The problem:
Go through the material and pull out every line with the string "title" in it.

Input for this task:
________
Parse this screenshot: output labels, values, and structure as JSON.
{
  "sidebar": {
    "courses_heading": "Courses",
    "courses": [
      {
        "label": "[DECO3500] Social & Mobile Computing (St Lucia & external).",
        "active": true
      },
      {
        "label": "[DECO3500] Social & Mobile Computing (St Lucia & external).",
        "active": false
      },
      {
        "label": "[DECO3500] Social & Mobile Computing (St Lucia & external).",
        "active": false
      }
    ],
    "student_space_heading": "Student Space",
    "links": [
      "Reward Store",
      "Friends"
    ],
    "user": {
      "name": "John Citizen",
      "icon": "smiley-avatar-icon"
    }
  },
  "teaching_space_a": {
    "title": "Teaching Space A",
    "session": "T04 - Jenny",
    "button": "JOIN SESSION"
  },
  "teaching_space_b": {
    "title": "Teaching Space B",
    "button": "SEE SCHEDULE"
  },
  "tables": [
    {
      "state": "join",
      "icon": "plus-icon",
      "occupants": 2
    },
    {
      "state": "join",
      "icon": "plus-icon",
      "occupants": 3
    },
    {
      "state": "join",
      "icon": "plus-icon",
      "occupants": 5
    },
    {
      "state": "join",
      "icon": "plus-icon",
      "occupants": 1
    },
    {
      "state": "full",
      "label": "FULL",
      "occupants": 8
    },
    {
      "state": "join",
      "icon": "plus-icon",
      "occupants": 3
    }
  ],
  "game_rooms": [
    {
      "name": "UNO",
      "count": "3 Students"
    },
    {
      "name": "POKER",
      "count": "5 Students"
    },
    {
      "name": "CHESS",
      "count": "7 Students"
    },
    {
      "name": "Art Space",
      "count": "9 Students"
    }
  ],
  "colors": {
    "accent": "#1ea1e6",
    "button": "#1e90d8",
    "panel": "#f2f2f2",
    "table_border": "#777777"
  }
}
________
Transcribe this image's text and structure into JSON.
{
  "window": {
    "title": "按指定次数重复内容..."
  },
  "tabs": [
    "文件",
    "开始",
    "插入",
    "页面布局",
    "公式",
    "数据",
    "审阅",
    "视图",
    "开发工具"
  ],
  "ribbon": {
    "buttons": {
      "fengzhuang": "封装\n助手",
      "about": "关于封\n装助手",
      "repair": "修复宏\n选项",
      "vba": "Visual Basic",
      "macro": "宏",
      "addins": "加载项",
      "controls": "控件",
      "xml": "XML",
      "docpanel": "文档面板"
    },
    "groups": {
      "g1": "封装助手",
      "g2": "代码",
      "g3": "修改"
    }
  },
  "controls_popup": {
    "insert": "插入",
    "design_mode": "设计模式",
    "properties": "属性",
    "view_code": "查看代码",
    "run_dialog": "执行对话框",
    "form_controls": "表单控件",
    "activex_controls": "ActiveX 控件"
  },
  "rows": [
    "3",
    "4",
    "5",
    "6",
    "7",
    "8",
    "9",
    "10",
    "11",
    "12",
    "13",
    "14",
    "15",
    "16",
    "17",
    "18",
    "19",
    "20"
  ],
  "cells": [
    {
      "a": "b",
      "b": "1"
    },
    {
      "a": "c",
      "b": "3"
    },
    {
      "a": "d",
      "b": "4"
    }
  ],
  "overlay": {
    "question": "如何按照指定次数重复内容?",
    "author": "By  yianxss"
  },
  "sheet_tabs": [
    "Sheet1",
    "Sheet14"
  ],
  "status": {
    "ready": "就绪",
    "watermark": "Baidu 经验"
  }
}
________
Solution below:
    "title": "Teaching Space A",
    "title": "Teaching Space B",
    "title": "按指定次数重复内容..."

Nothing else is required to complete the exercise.